Requirement → Please read the excerpt about Snowden and Assata Shakur below. To which country did Shakur flee for greater security?

Excerpt →
And there is this: He's made no secret of what he did or why. He has effectively confessed to everything. That makes it harder for any harboring nation to plead ignorance of the facts or accept that this is all purely political. Saying he did it to defend an important constitutional principle has won great admiration from some quarters, but it will probably hold about as much weight in court as the arguments of tax dodgers who insist that the 16th Amendment was never ratified.
A 1970s escape that worked
Photos: Famous manhuntsPhotos: Famous manhunts
That said, it is not impossible that Snowden may yet rise above these myriad difficulties and forever elude the long arm of the law. That is what has happened with JoAnne Chesimard, or, as she has been known for decades now, Assata Shakur.
Back in 1973, she was a member of the Black Liberation Army and implicated by authorities in a series of violent, radical activities, including bank robbery and kidnapping. When she and some cohorts were stopped by state troopers on the New Jersey Turnpike, a hellish gun battle erupted, leaving a trooper and one of her companions dead. After a lot of legal fits and starts, in which many of the previous charges withered away, Shakur was convicted and sent to prison for murder.
But she did not stay there. In 1979, armed members of the BLA staged a jail break. Shakur eluded the best efforts by police to track her down, aided by people who believed her claim that she had been wrongly imprisoned for her political beliefs. After a few years, she sought greater security by fleeing to Cuba. Just this spring, the FBI made her the first woman ever on its list of top 10 terrorists. And yet she still lives freely just 90 miles from Florida, where with the help of the Cuban government she has defied calls for her extradition year after year.

Dataset records →
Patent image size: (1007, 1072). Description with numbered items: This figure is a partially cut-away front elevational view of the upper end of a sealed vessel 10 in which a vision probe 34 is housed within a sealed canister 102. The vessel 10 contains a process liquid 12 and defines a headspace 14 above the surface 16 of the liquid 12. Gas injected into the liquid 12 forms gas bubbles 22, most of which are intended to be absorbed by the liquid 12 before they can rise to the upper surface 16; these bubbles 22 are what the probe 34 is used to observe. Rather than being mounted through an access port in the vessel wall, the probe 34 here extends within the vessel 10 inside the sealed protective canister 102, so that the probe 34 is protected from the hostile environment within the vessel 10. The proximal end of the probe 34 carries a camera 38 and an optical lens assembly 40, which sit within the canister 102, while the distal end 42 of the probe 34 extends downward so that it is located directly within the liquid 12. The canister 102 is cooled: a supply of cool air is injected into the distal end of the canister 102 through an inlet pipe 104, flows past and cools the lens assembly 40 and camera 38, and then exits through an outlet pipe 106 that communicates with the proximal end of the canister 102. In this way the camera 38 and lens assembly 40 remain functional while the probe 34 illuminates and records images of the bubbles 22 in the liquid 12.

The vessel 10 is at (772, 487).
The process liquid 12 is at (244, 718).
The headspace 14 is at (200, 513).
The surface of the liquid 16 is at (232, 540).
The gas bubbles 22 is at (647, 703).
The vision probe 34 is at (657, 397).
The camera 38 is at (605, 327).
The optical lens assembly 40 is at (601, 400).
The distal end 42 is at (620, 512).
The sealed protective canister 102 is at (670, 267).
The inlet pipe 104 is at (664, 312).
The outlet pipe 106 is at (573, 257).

Answer section → Cuba.